▶ **GIVEN REQUEST**
Copy every line of the data in which the word "this" occurs.

▶ **Stored records**

>>>

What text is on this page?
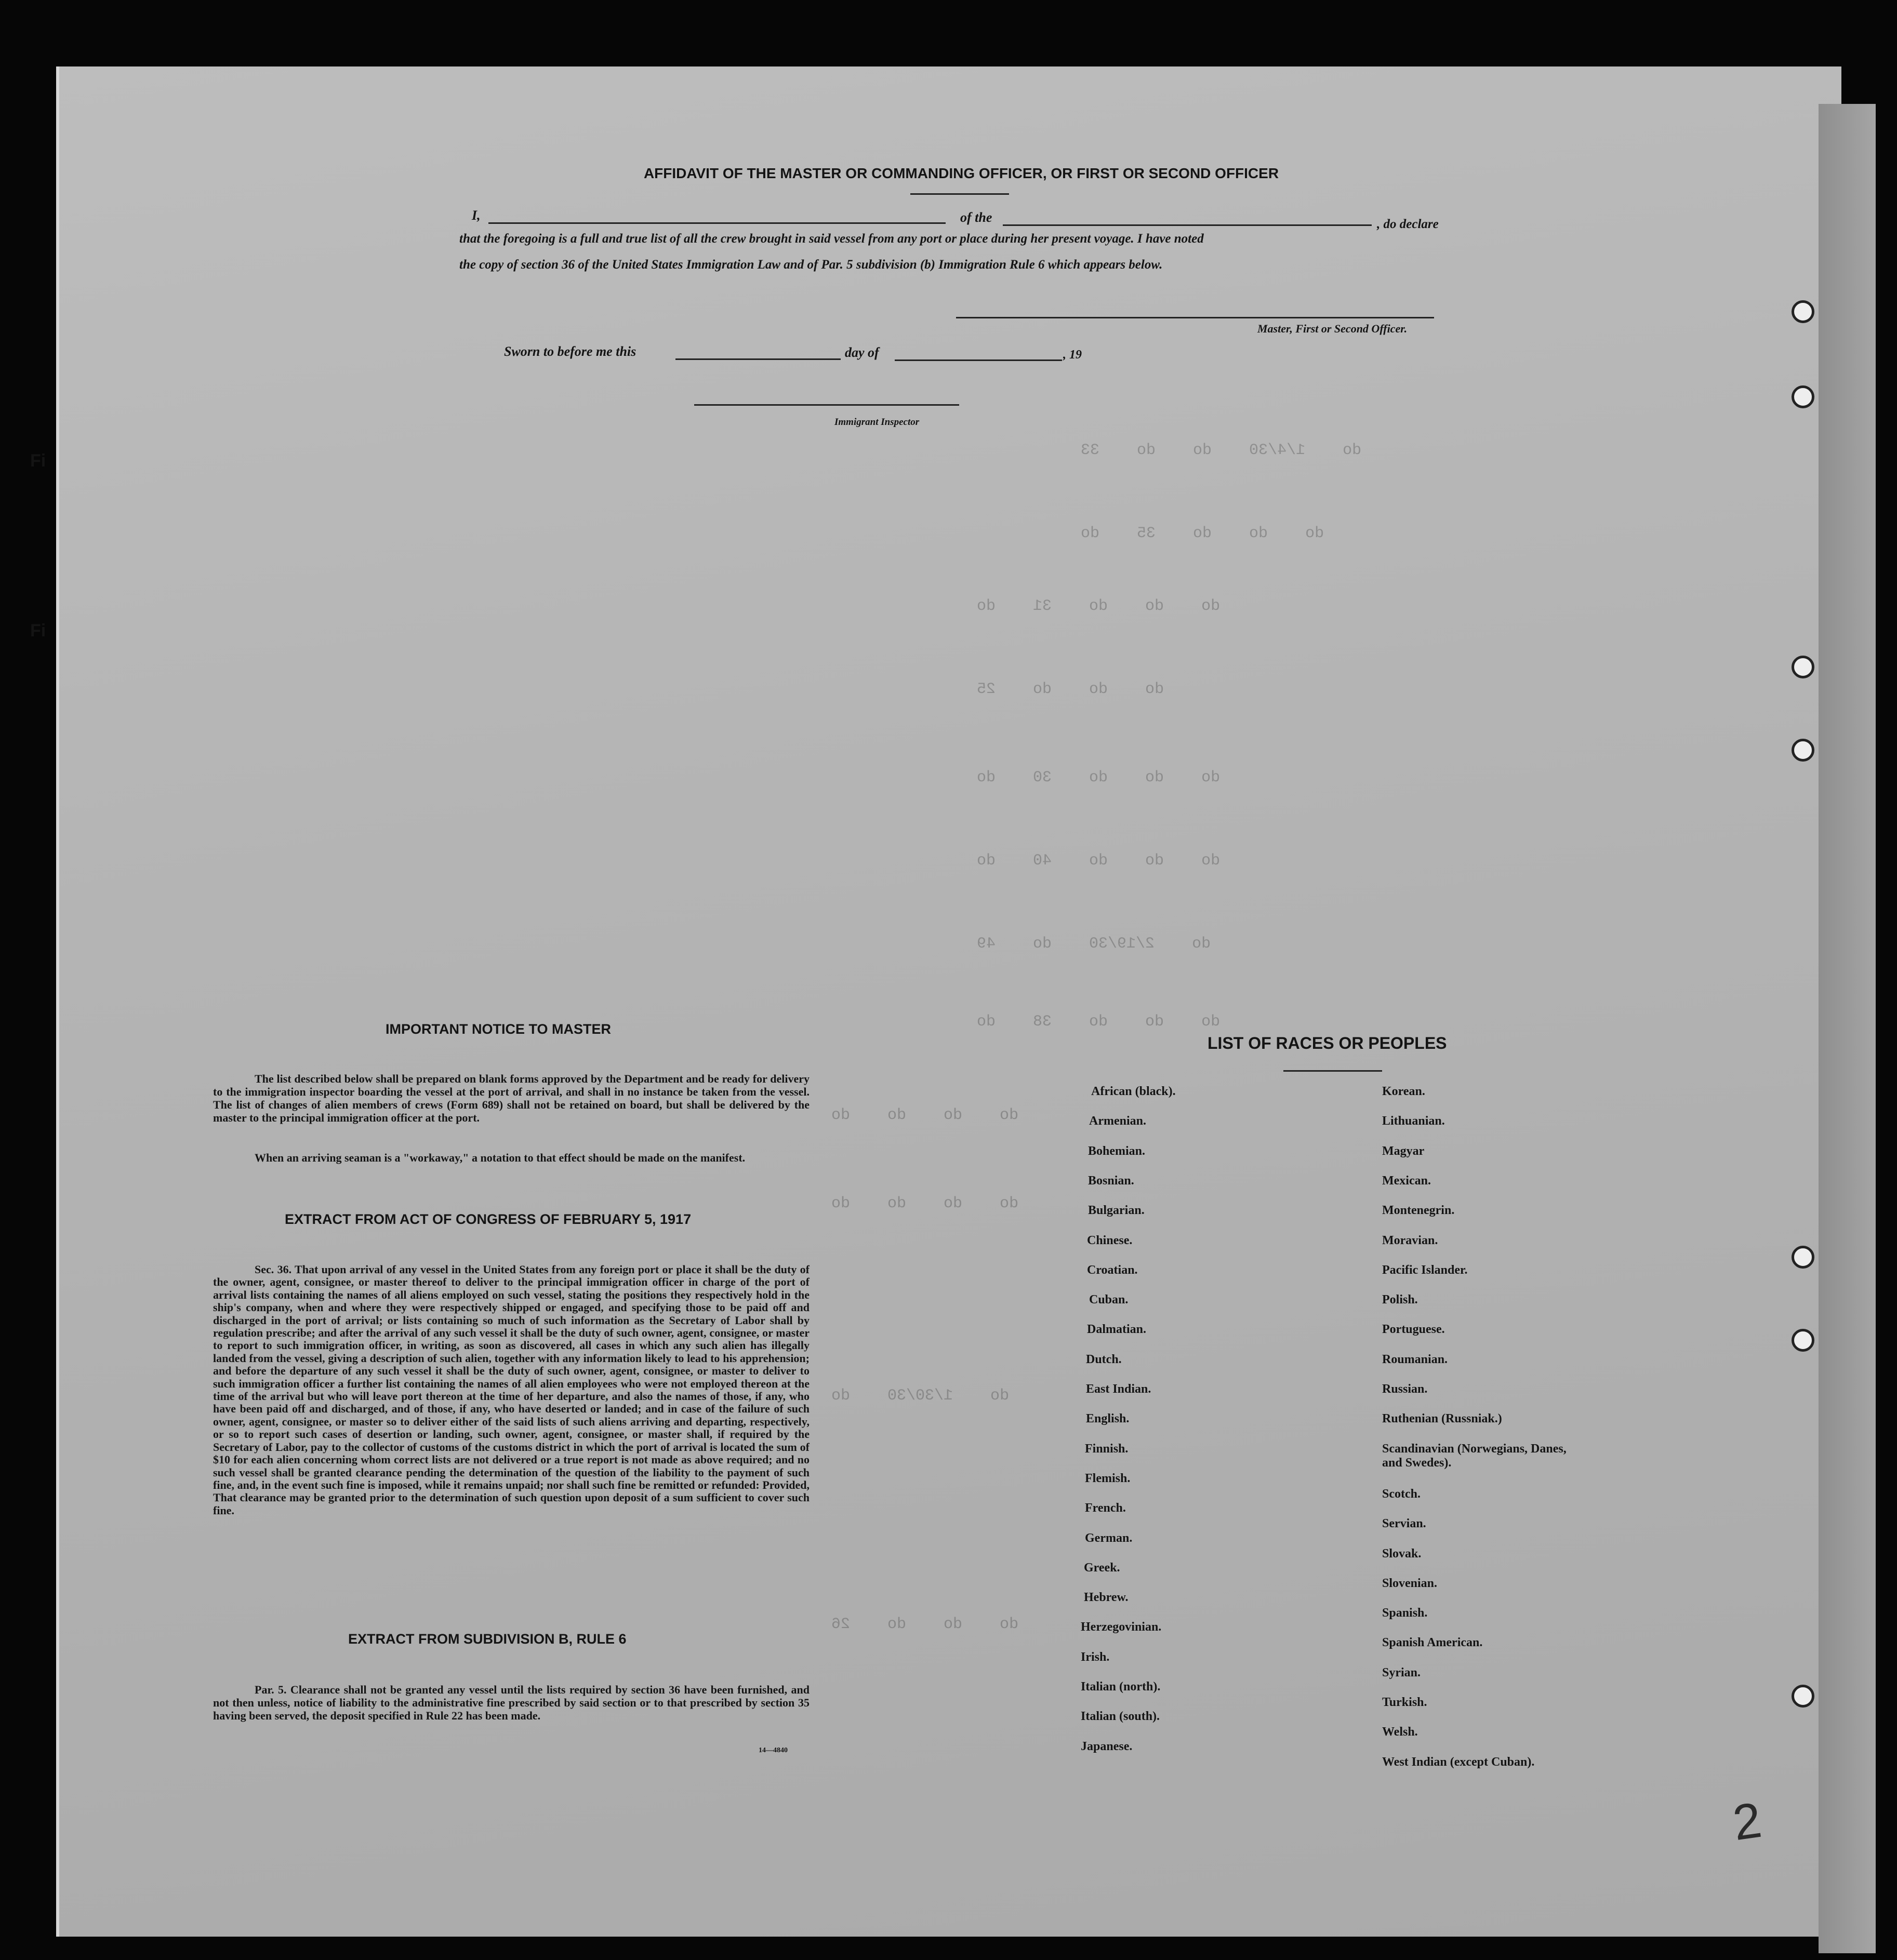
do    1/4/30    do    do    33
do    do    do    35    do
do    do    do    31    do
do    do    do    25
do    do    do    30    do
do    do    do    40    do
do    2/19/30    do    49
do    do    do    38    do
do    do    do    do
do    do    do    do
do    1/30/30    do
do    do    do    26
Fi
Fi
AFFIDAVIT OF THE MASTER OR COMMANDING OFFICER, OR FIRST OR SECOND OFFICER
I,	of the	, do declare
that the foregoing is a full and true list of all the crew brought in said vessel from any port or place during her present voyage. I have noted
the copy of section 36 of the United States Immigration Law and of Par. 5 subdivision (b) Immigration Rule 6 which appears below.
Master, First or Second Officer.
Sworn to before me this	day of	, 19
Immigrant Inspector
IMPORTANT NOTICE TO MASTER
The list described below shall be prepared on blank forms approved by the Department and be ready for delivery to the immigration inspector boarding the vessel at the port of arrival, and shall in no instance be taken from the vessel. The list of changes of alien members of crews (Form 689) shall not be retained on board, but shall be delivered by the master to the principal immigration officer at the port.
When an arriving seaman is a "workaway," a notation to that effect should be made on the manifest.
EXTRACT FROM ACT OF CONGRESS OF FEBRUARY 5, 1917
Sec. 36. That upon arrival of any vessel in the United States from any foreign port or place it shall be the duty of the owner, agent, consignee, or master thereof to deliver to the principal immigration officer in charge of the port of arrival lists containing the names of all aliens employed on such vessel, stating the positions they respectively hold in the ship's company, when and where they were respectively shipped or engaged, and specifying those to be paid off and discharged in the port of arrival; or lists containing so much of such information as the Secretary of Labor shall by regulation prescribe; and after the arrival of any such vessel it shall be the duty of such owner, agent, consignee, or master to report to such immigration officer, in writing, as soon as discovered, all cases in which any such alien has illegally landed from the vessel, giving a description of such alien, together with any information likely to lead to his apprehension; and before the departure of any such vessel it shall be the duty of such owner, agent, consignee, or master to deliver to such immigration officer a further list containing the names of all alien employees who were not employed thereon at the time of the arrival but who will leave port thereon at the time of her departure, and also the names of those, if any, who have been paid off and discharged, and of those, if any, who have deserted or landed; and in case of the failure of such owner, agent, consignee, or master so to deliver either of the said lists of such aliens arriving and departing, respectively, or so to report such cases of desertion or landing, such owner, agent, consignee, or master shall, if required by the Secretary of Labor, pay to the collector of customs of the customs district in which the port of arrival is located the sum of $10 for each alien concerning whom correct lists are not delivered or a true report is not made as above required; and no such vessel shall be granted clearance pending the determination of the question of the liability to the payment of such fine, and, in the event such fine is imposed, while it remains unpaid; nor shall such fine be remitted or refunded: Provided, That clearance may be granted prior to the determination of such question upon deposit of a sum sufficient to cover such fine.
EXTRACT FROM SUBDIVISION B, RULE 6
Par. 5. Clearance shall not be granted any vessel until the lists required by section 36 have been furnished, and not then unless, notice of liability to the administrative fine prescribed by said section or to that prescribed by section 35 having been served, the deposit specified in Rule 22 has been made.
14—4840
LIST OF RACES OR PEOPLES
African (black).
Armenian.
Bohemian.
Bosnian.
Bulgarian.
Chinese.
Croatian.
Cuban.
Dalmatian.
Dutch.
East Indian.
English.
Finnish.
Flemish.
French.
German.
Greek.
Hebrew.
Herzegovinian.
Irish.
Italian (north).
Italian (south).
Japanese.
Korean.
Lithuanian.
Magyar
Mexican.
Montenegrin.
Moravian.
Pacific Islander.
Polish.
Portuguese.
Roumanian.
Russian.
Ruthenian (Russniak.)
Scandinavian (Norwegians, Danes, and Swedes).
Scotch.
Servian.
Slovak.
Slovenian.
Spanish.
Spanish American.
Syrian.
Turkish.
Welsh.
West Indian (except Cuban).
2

<<<

▶ **THE REPLY**
What text is on this page?
Sworn to before me this	day of	, 19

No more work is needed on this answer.